* [Provided information]
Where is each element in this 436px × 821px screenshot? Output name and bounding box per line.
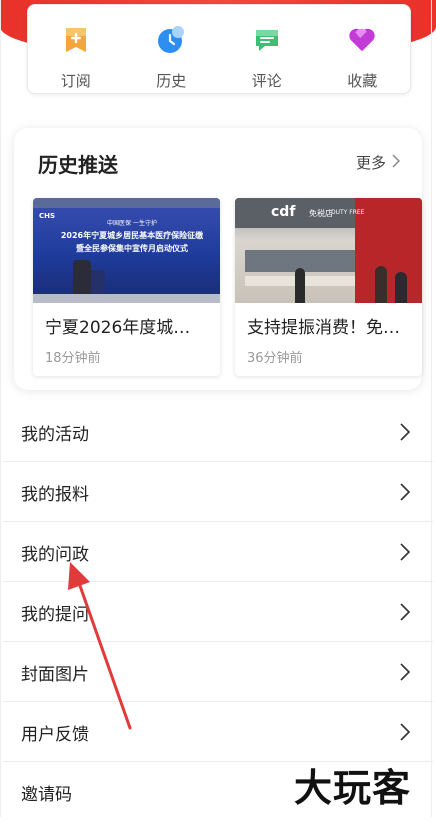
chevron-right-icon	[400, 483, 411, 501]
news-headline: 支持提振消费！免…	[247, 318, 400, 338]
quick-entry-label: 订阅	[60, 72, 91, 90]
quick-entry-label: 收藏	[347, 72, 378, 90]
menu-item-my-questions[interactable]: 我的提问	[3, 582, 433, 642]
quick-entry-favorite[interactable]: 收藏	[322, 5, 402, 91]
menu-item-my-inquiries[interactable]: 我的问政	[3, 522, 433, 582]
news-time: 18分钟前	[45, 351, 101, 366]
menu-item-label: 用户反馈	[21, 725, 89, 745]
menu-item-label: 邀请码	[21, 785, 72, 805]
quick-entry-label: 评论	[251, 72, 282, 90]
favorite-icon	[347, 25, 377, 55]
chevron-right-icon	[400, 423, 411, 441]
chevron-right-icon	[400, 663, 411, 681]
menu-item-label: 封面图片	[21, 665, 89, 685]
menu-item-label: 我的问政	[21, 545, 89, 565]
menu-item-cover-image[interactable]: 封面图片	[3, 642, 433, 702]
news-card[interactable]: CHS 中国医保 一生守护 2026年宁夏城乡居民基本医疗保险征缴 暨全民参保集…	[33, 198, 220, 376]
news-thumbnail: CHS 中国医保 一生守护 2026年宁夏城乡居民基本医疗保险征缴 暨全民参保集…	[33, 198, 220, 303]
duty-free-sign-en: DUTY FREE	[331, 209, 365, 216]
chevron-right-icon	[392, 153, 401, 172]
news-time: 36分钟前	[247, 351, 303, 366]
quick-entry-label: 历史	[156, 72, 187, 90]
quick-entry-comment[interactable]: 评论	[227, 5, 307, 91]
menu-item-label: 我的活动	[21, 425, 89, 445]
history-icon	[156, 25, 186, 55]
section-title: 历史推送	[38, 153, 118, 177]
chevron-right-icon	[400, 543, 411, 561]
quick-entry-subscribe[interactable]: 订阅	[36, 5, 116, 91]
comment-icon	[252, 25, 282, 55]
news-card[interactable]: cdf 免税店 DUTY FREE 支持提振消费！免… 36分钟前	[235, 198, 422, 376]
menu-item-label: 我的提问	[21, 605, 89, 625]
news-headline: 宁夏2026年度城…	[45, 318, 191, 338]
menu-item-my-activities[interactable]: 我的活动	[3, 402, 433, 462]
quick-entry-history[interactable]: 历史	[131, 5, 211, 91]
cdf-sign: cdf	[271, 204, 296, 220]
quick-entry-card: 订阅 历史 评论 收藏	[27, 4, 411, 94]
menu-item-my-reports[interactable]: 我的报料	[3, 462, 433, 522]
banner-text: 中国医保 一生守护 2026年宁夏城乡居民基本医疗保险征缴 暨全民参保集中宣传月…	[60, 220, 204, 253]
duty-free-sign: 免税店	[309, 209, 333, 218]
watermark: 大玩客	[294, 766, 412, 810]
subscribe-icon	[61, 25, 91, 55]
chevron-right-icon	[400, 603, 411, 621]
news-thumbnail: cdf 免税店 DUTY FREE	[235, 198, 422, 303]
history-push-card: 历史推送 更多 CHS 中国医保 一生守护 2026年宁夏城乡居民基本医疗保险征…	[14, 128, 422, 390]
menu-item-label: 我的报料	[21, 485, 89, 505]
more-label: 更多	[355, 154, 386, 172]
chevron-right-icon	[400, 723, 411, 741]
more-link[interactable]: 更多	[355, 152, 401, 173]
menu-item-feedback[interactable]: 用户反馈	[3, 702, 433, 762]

--

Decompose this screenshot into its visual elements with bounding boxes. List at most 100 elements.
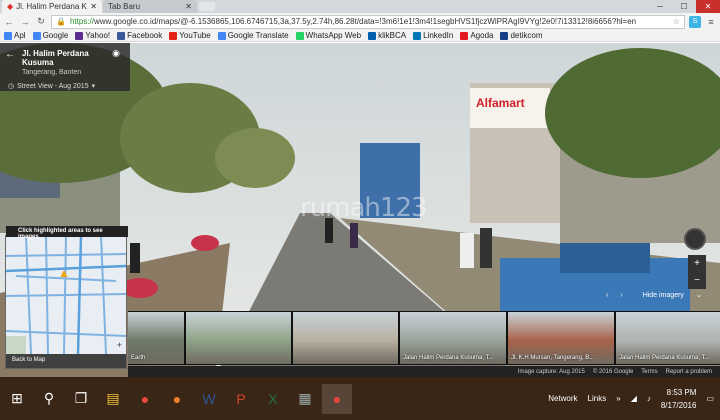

...

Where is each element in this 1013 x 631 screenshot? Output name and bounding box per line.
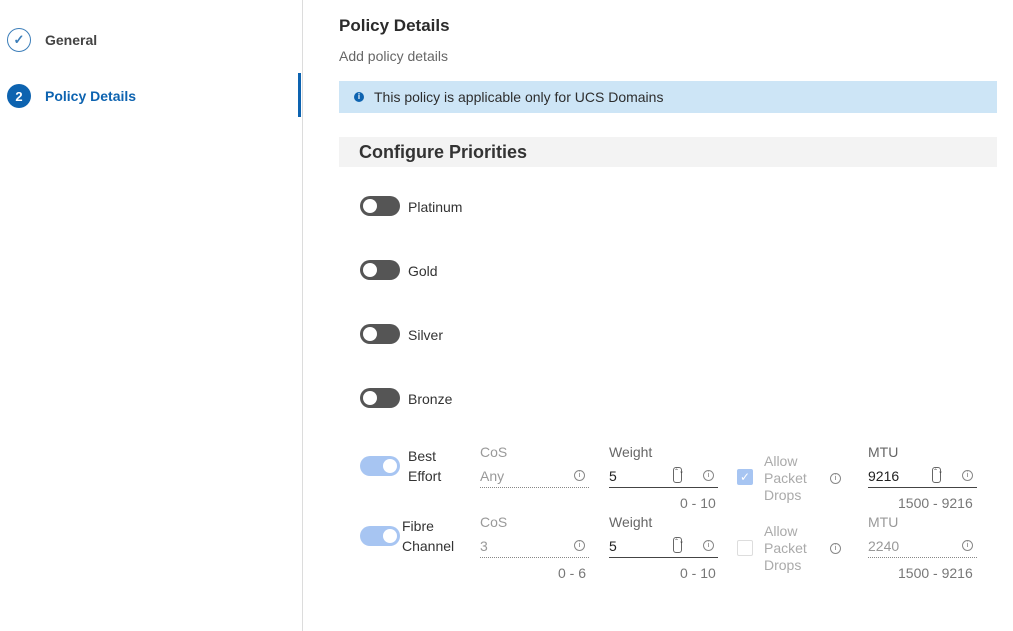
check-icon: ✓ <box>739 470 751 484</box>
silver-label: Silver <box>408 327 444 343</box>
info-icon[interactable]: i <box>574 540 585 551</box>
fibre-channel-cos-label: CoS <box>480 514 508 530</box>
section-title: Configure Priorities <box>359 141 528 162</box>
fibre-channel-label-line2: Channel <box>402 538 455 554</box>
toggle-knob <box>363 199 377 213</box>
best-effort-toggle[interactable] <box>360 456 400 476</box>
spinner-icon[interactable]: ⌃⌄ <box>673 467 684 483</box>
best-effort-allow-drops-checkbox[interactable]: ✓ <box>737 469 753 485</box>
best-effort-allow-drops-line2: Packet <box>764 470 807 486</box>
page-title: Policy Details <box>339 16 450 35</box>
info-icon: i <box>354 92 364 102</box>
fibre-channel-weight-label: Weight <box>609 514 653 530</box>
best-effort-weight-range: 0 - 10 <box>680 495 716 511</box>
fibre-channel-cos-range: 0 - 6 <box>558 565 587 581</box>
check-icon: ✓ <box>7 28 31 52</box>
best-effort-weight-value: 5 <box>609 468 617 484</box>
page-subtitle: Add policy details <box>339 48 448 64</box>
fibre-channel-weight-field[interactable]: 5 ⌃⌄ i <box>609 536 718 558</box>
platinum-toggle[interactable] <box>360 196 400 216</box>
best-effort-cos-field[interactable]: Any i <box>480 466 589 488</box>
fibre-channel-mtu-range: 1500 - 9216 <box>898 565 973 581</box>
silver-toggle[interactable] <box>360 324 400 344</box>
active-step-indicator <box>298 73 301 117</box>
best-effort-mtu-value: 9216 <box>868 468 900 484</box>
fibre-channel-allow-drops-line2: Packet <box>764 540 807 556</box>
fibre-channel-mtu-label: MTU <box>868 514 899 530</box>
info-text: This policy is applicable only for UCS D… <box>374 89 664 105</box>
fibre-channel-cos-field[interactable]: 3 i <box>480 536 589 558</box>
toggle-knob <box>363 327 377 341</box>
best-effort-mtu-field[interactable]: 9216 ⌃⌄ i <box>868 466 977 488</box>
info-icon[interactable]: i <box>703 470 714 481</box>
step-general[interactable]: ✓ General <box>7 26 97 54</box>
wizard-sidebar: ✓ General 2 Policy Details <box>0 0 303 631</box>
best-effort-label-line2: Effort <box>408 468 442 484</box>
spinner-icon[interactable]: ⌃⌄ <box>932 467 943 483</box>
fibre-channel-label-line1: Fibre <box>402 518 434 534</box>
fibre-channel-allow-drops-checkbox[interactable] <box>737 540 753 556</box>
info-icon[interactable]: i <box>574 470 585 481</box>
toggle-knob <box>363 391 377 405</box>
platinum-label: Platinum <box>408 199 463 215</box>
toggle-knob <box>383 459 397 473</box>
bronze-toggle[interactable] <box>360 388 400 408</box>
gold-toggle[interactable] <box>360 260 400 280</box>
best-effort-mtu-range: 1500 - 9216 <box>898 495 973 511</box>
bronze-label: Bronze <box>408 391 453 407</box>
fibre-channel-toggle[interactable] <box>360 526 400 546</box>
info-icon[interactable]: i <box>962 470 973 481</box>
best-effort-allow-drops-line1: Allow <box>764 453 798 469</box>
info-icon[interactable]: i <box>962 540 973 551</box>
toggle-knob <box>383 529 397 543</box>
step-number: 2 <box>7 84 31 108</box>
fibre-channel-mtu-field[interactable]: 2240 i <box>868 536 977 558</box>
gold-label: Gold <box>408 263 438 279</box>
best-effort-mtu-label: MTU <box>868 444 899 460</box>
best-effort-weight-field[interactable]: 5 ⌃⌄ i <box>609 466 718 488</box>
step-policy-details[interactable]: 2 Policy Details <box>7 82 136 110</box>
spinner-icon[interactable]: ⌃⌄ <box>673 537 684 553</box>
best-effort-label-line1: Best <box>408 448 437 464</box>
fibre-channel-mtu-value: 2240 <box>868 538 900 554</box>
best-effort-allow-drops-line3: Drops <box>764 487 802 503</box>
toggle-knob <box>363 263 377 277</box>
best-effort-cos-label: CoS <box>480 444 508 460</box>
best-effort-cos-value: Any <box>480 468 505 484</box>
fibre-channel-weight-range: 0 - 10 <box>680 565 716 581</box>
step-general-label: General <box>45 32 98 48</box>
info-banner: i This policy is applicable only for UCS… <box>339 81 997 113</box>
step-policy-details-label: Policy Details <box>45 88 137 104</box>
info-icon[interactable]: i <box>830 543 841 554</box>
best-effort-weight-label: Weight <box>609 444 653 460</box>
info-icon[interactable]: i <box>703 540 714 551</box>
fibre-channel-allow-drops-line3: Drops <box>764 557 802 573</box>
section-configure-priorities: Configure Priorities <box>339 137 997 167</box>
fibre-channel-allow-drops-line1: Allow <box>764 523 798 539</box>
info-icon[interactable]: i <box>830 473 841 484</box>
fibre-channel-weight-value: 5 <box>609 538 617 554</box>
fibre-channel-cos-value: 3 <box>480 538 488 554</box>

* [Instructions for the task] Please rewrite the material starting at the line containing "Where is each element in this 436px" and ending at the line containing "582, 433, 642]", renaming "quick-entry-label" to "shortcut-label" and keeping everything else the same. Leave out the pictures and return only those lines.

* [Full solution]
Where is each element in this 436px × 821px screenshot? Output name and bounding box per line.
chevron-right-icon	[400, 483, 411, 501]
news-headline: 支持提振消费！免…	[247, 318, 400, 338]
shortcut-label: 订阅	[60, 72, 91, 90]
shortcut-label: 收藏	[347, 72, 378, 90]
menu-item-my-questions[interactable]: 我的提问	[3, 582, 433, 642]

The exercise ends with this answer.